==== Data supplied

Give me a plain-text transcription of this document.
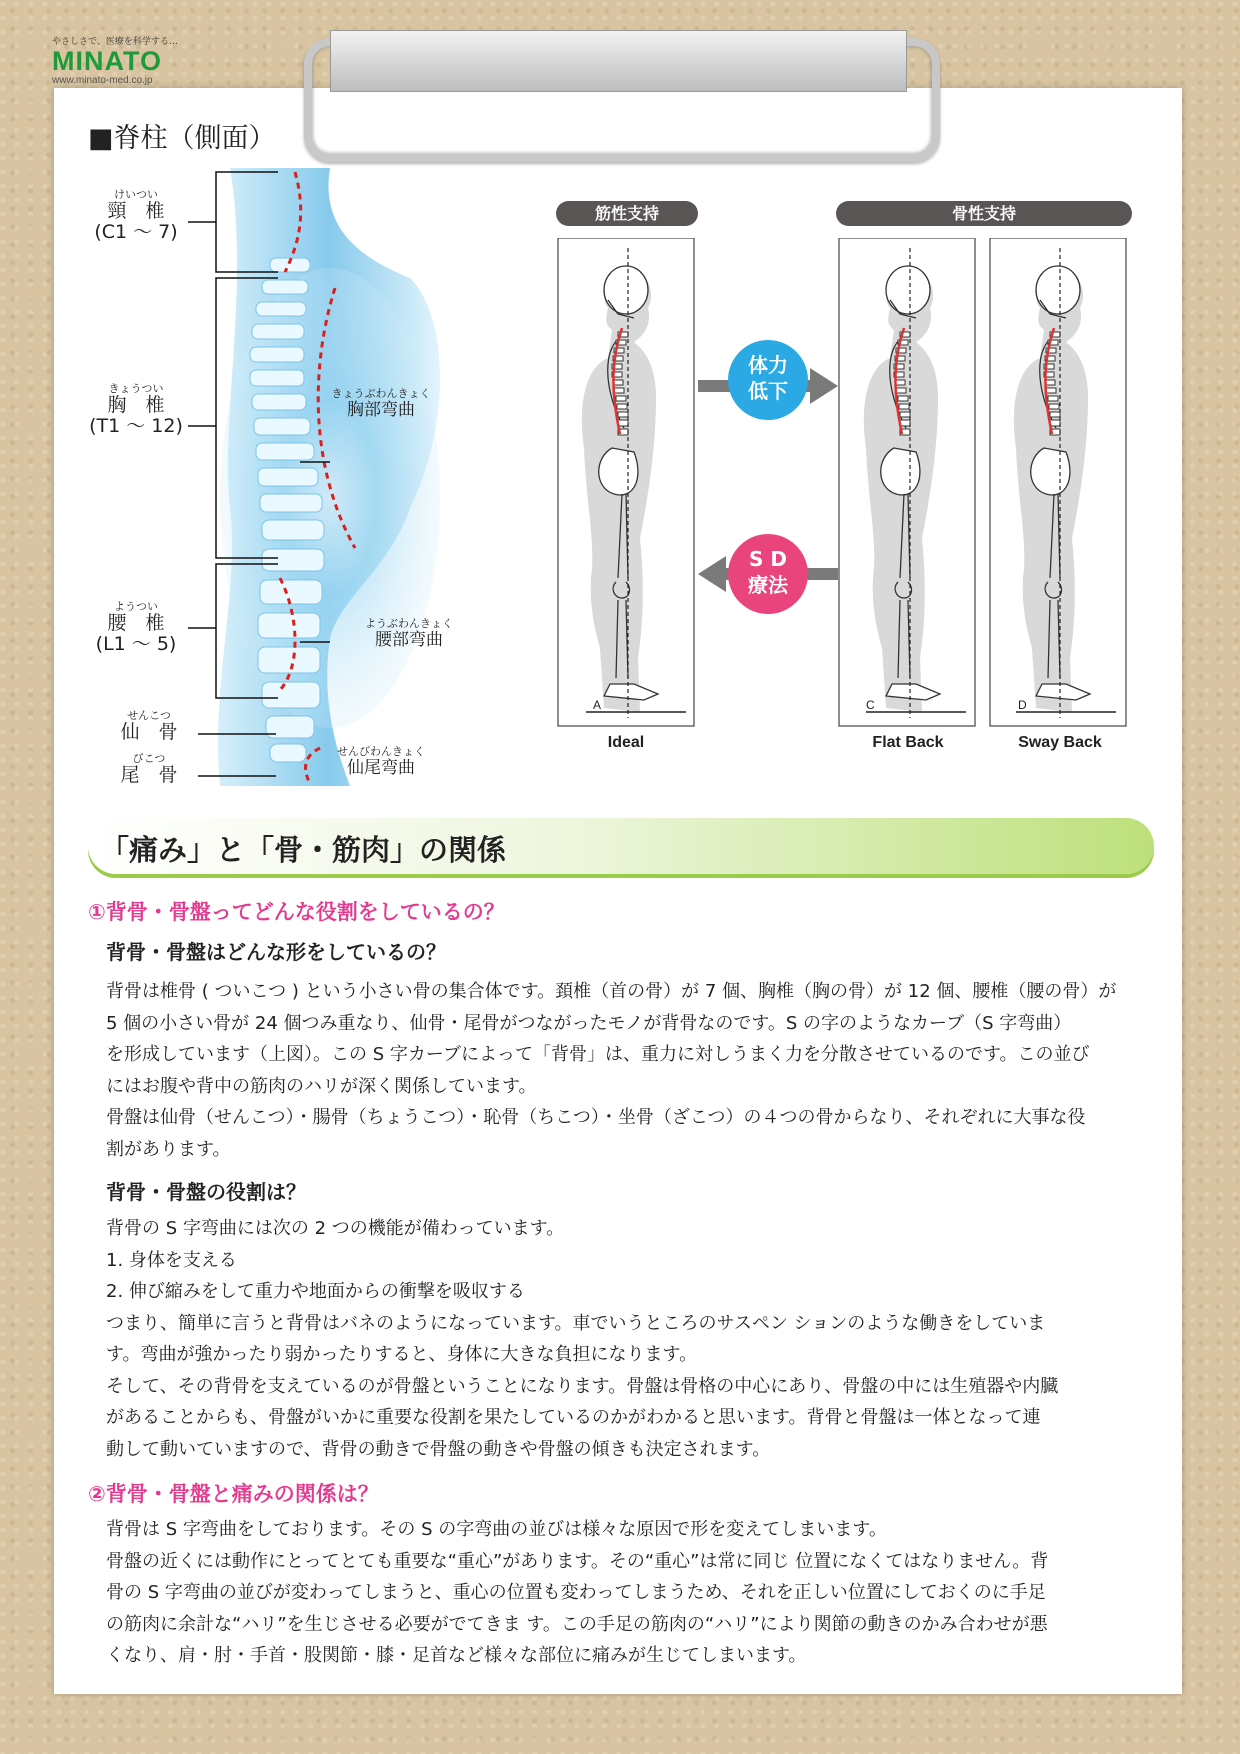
やさしさで、医療を科学する…
MINATO
www.minato-med.co.jp
■脊柱（側面）
けいつい
頸　椎
(C1 ～ 7)
きょうつい
胸　椎
(T1 ～ 12)
ようつい
腰　椎
(L1 ～ 5)
せんこつ
仙　骨
びこつ
尾　骨
きょうぶわんきょく
胸部弯曲
ようぶわんきょく
腰部弯曲
せんびわんきょく
仙尾弯曲
筋性支持	骨性支持
体力
低下
S D
療法
A	C	D
Ideal	Flat Back	Sway Back
「痛み」と「骨・筋肉」の関係
①背骨・骨盤ってどんな役割をしているの？
背骨・骨盤はどんな形をしているの？
背骨は椎骨 ( ついこつ ) という小さい骨の集合体です。頚椎（首の骨）が 7 個、胸椎（胸の骨）が 12 個、腰椎（腰の骨）が
5 個の小さい骨が 24 個つみ重なり、仙骨・尾骨がつながったモノが背骨なのです。S の字のようなカーブ（S 字弯曲）
を形成しています（上図）。この S 字カーブによって「背骨」は、重力に対しうまく力を分散させているのです。この並び
にはお腹や背中の筋肉のハリが深く関係しています。
骨盤は仙骨（せんこつ）・腸骨（ちょうこつ）・恥骨（ちこつ）・坐骨（ざこつ）の４つの骨からなり、それぞれに大事な役
割があります。
背骨・骨盤の役割は？
背骨の S 字弯曲には次の 2 つの機能が備わっています。
1. 身体を支える
2. 伸び縮みをして重力や地面からの衝撃を吸収する
つまり、簡単に言うと背骨はバネのようになっています。車でいうところのサスペン ションのような働きをしていま
す。弯曲が強かったり弱かったりすると、身体に大きな負担になります。
そして、その背骨を支えているのが骨盤ということになります。骨盤は骨格の中心にあり、骨盤の中には生殖器や内臓
があることからも、骨盤がいかに重要な役割を果たしているのかがわかると思います。背骨と骨盤は一体となって連
動して動いていますので、背骨の動きで骨盤の動きや骨盤の傾きも決定されます。
②背骨・骨盤と痛みの関係は？
背骨は S 字弯曲をしております。その S の字弯曲の並びは様々な原因で形を変えてしまいます。
骨盤の近くには動作にとってとても重要な“重心”があります。その“重心”は常に同じ 位置になくてはなりません。背
骨の S 字弯曲の並びが変わってしまうと、重心の位置も変わってしまうため、それを正しい位置にしておくのに手足
の筋肉に余計な“ハリ”を生じさせる必要がでてきま す。この手足の筋肉の“ハリ”により関節の動きのかみ合わせが悪
くなり、肩・肘・手首・股関節・膝・足首など様々な部位に痛みが生じてしまいます。
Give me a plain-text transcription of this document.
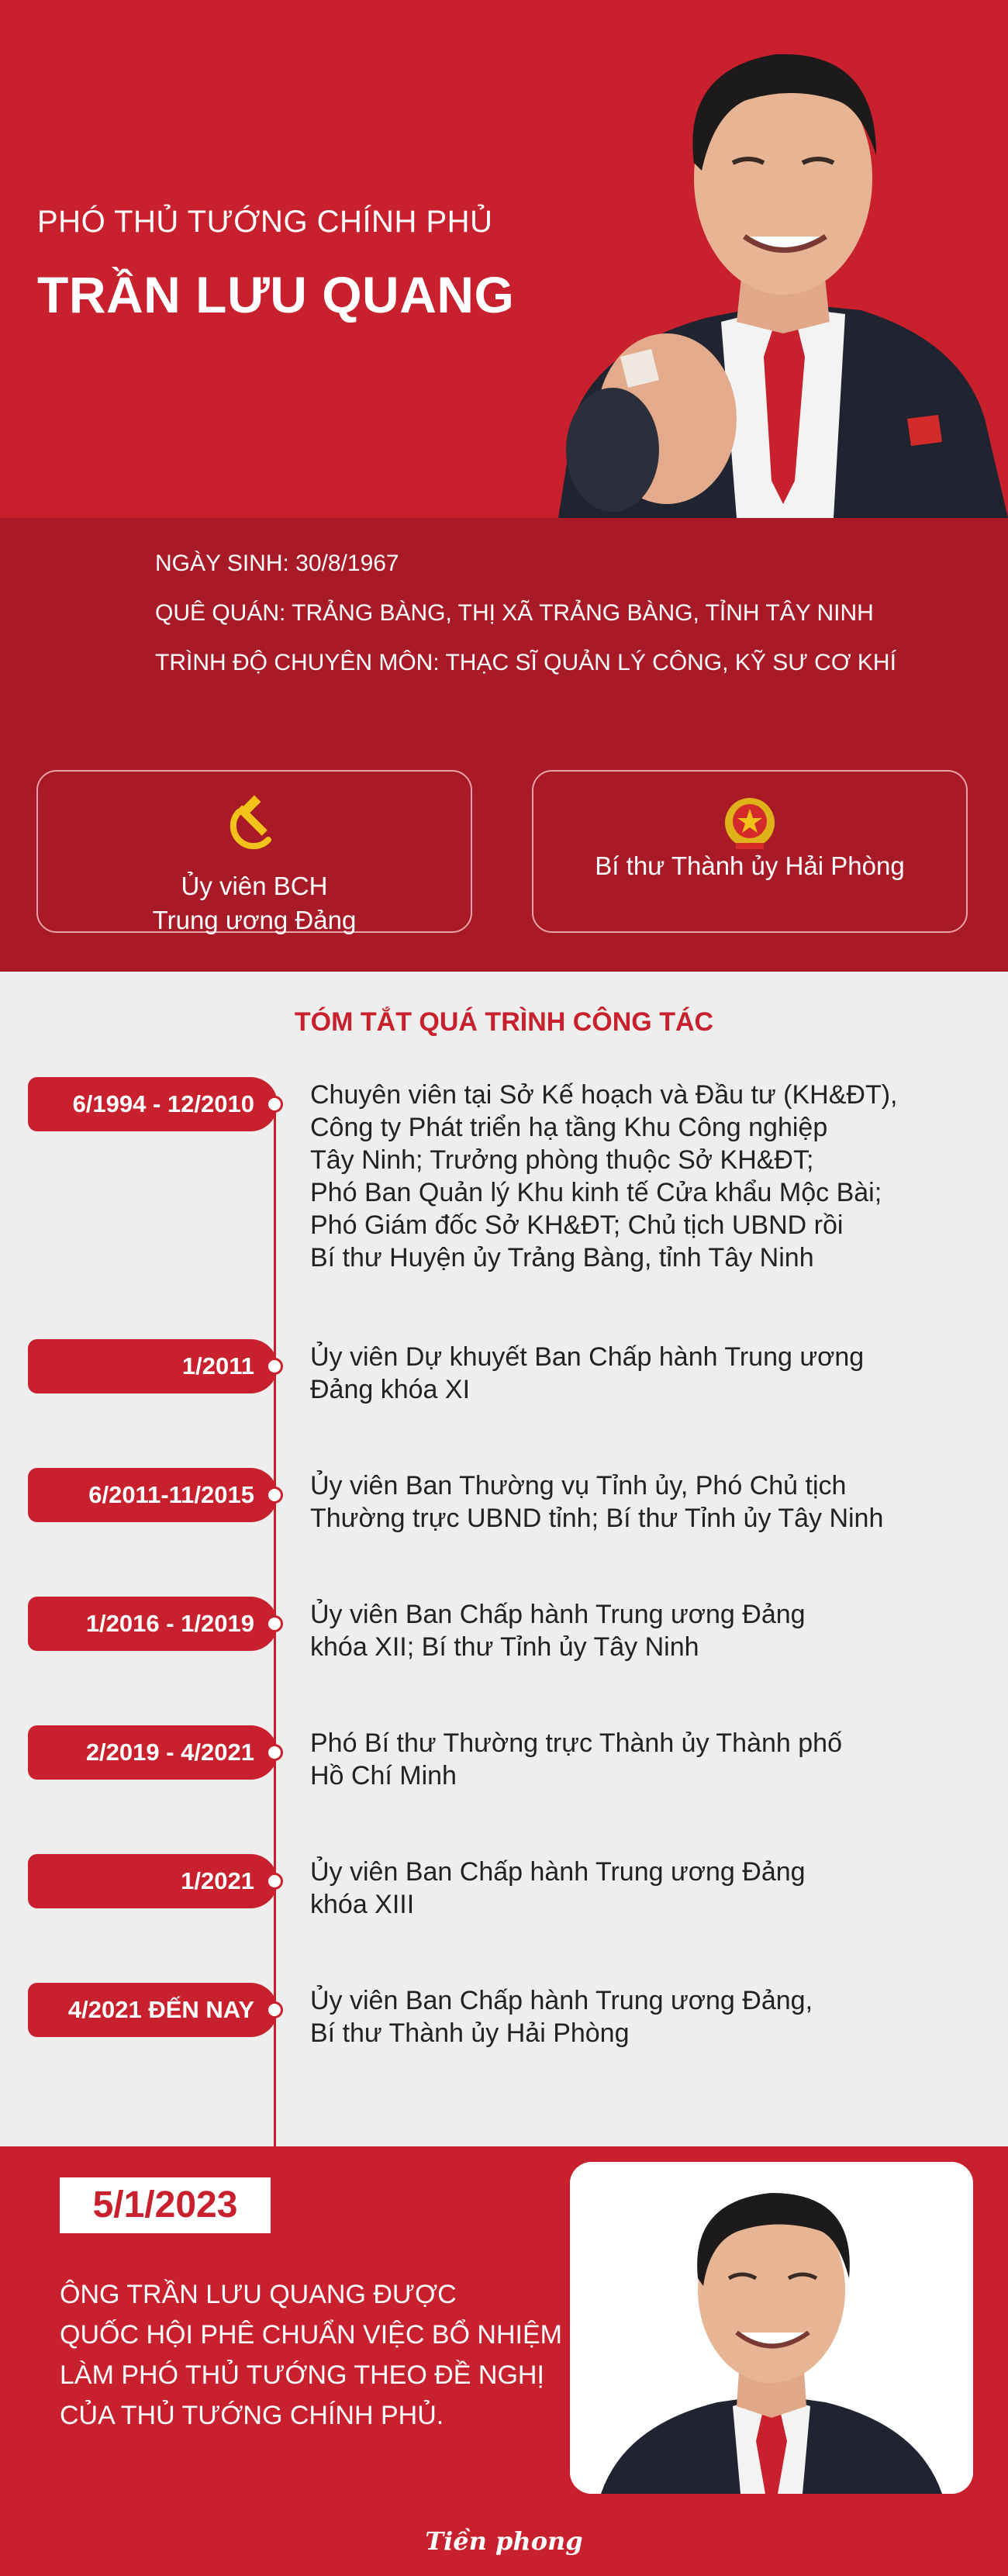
PHÓ THỦ TƯỚNG CHÍNH PHỦ
TRẦN LƯU QUANG
NGÀY SINH: 30/8/1967
QUÊ QUÁN: TRẢNG BÀNG, THỊ XÃ TRẢNG BÀNG, TỈNH TÂY NINH
TRÌNH ĐỘ CHUYÊN MÔN: THẠC SĨ QUẢN LÝ CÔNG, KỸ SƯ CƠ KHÍ
Ủy viên BCH
Trung ương Đảng
Bí thư Thành ủy Hải Phòng
TÓM TẮT QUÁ TRÌNH CÔNG TÁC
6/1994 - 12/2010	Chuyên viên tại Sở Kế hoạch và Đầu tư (KH&ĐT),
Công ty Phát triển hạ tầng Khu Công nghiệp
Tây Ninh; Trưởng phòng thuộc Sở KH&ĐT;
Phó Ban Quản lý Khu kinh tế Cửa khẩu Mộc Bài;
Phó Giám đốc Sở KH&ĐT; Chủ tịch UBND rồi
Bí thư Huyện ủy Trảng Bàng, tỉnh Tây Ninh
1/2011	Ủy viên Dự khuyết Ban Chấp hành Trung ương
Đảng khóa XI
6/2011-11/2015	Ủy viên Ban Thường vụ Tỉnh ủy, Phó Chủ tịch
Thường trực UBND tỉnh; Bí thư Tỉnh ủy Tây Ninh
1/2016 - 1/2019	Ủy viên Ban Chấp hành Trung ương Đảng
khóa XII; Bí thư Tỉnh ủy Tây Ninh
2/2019 - 4/2021	Phó Bí thư Thường trực Thành ủy Thành phố
Hồ Chí Minh
1/2021	Ủy viên Ban Chấp hành Trung ương Đảng
khóa XIII
4/2021 ĐẾN NAY	Ủy viên Ban Chấp hành Trung ương Đảng,
Bí thư Thành ủy Hải Phòng
5/1/2023
ÔNG TRẦN LƯU QUANG ĐƯỢC
QUỐC HỘI PHÊ CHUẨN VIỆC BỔ NHIỆM
LÀM PHÓ THỦ TƯỚNG THEO ĐỀ NGHỊ
CỦA THỦ TƯỚNG CHÍNH PHỦ.
Tiền phong
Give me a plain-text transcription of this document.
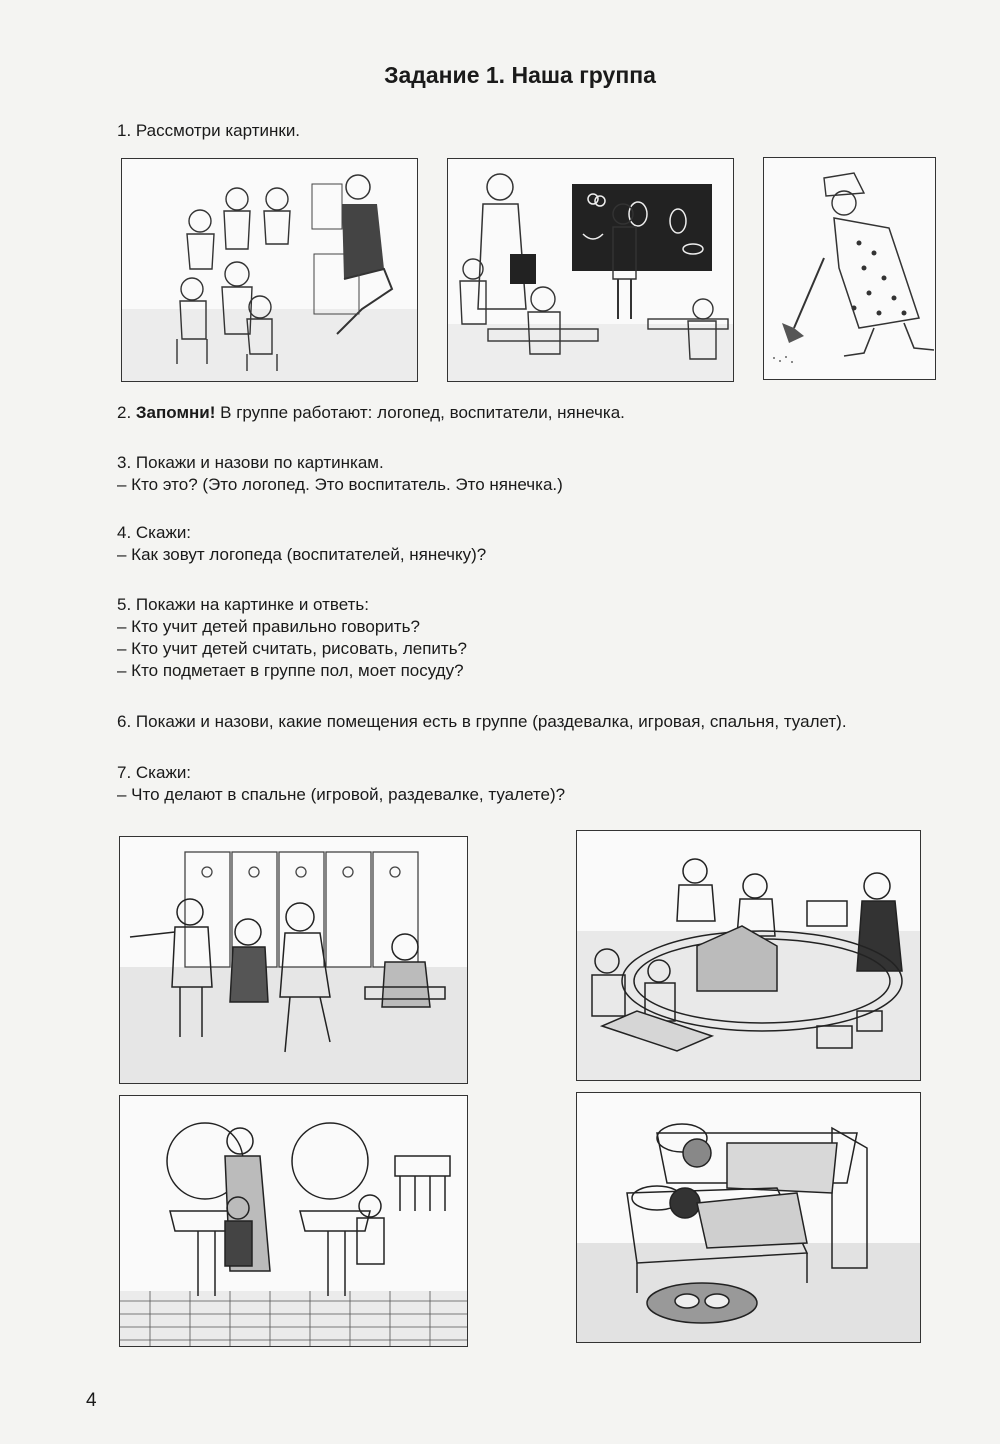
Задание 1. Наша группа
1. Рассмотри картинки.
2. Запомни! В группе работают: логопед, воспитатели, нянечка.
3. Покажи и назови по картинкам.
– Кто это? (Это логопед. Это воспитатель. Это нянечка.)
4. Скажи:
– Как зовут логопеда (воспитателей, нянечку)?
5. Покажи на картинке и ответь:
– Кто учит детей правильно говорить?
– Кто учит детей считать, рисовать, лепить?
– Кто подметает в группе пол, моет посуду?
6. Покажи и назови, какие помещения есть в группе (раздевалка, игровая, спальня, туалет).
7. Скажи:
– Что делают в спальне (игровой, раздевалке, туалете)?
4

========

== What you should do ==
The entries above are to be returned exactly, without their pictures.

== Task answer ==
Give me a plain-text transcription of this document.
やさしさで、医療を科学する…
MINATO
www.minato-med.co.jp
■脊柱（側面）
けいつい
頸　椎
(C1 ～ 7)
きょうつい
胸　椎
(T1 ～ 12)
ようつい
腰　椎
(L1 ～ 5)
せんこつ
仙　骨
びこつ
尾　骨
きょうぶわんきょく
胸部弯曲
ようぶわんきょく
腰部弯曲
せんびわんきょく
仙尾弯曲
筋性支持	骨性支持
体力
低下
S D
療法
A	C	D
Ideal	Flat Back	Sway Back
「痛み」と「骨・筋肉」の関係
①背骨・骨盤ってどんな役割をしているの？
背骨・骨盤はどんな形をしているの？
背骨は椎骨 ( ついこつ ) という小さい骨の集合体です。頚椎（首の骨）が 7 個、胸椎（胸の骨）が 12 個、腰椎（腰の骨）が
5 個の小さい骨が 24 個つみ重なり、仙骨・尾骨がつながったモノが背骨なのです。S の字のようなカーブ（S 字弯曲）
を形成しています（上図）。この S 字カーブによって「背骨」は、重力に対しうまく力を分散させているのです。この並び
にはお腹や背中の筋肉のハリが深く関係しています。
骨盤は仙骨（せんこつ）・腸骨（ちょうこつ）・恥骨（ちこつ）・坐骨（ざこつ）の４つの骨からなり、それぞれに大事な役
割があります。
背骨・骨盤の役割は？
背骨の S 字弯曲には次の 2 つの機能が備わっています。
1. 身体を支える
2. 伸び縮みをして重力や地面からの衝撃を吸収する
つまり、簡単に言うと背骨はバネのようになっています。車でいうところのサスペン ションのような働きをしていま
す。弯曲が強かったり弱かったりすると、身体に大きな負担になります。
そして、その背骨を支えているのが骨盤ということになります。骨盤は骨格の中心にあり、骨盤の中には生殖器や内臓
があることからも、骨盤がいかに重要な役割を果たしているのかがわかると思います。背骨と骨盤は一体となって連
動して動いていますので、背骨の動きで骨盤の動きや骨盤の傾きも決定されます。
②背骨・骨盤と痛みの関係は？
背骨は S 字弯曲をしております。その S の字弯曲の並びは様々な原因で形を変えてしまいます。
骨盤の近くには動作にとってとても重要な“重心”があります。その“重心”は常に同じ 位置になくてはなりません。背
骨の S 字弯曲の並びが変わってしまうと、重心の位置も変わってしまうため、それを正しい位置にしておくのに手足
の筋肉に余計な“ハリ”を生じさせる必要がでてきま す。この手足の筋肉の“ハリ”により関節の動きのかみ合わせが悪
くなり、肩・肘・手首・股関節・膝・足首など様々な部位に痛みが生じてしまいます。
Give me a plain-text transcription of this document.
PHÓ THỦ TƯỚNG CHÍNH PHỦ
TRẦN LƯU QUANG
NGÀY SINH: 30/8/1967
QUÊ QUÁN: TRẢNG BÀNG, THỊ XÃ TRẢNG BÀNG, TỈNH TÂY NINH
TRÌNH ĐỘ CHUYÊN MÔN: THẠC SĨ QUẢN LÝ CÔNG, KỸ SƯ CƠ KHÍ
Ủy viên BCH
Trung ương Đảng
Bí thư Thành ủy Hải Phòng
TÓM TẮT QUÁ TRÌNH CÔNG TÁC
6/1994 - 12/2010	Chuyên viên tại Sở Kế hoạch và Đầu tư (KH&ĐT),
Công ty Phát triển hạ tầng Khu Công nghiệp
Tây Ninh; Trưởng phòng thuộc Sở KH&ĐT;
Phó Ban Quản lý Khu kinh tế Cửa khẩu Mộc Bài;
Phó Giám đốc Sở KH&ĐT; Chủ tịch UBND rồi
Bí thư Huyện ủy Trảng Bàng, tỉnh Tây Ninh
1/2011	Ủy viên Dự khuyết Ban Chấp hành Trung ương
Đảng khóa XI
6/2011-11/2015	Ủy viên Ban Thường vụ Tỉnh ủy, Phó Chủ tịch
Thường trực UBND tỉnh; Bí thư Tỉnh ủy Tây Ninh
1/2016 - 1/2019	Ủy viên Ban Chấp hành Trung ương Đảng
khóa XII; Bí thư Tỉnh ủy Tây Ninh
2/2019 - 4/2021	Phó Bí thư Thường trực Thành ủy Thành phố
Hồ Chí Minh
1/2021	Ủy viên Ban Chấp hành Trung ương Đảng
khóa XIII
4/2021 ĐẾN NAY	Ủy viên Ban Chấp hành Trung ương Đảng,
Bí thư Thành ủy Hải Phòng
5/1/2023
ÔNG TRẦN LƯU QUANG ĐƯỢC
QUỐC HỘI PHÊ CHUẨN VIỆC BỔ NHIỆM
LÀM PHÓ THỦ TƯỚNG THEO ĐỀ NGHỊ
CỦA THỦ TƯỚNG CHÍNH PHỦ.
Tiền phong
Give me a plain-text transcription of this document.
Задание 1. Наша группа
1. Рассмотри картинки.
2. Запомни! В группе работают: логопед, воспитатели, нянечка.
3. Покажи и назови по картинкам.
– Кто это? (Это логопед. Это воспитатель. Это нянечка.)
4. Скажи:
– Как зовут логопеда (воспитателей, нянечку)?
5. Покажи на картинке и ответь:
– Кто учит детей правильно говорить?
– Кто учит детей считать, рисовать, лепить?
– Кто подметает в группе пол, моет посуду?
6. Покажи и назови, какие помещения есть в группе (раздевалка, игровая, спальня, туалет).
7. Скажи:
– Что делают в спальне (игровой, раздевалке, туалете)?
4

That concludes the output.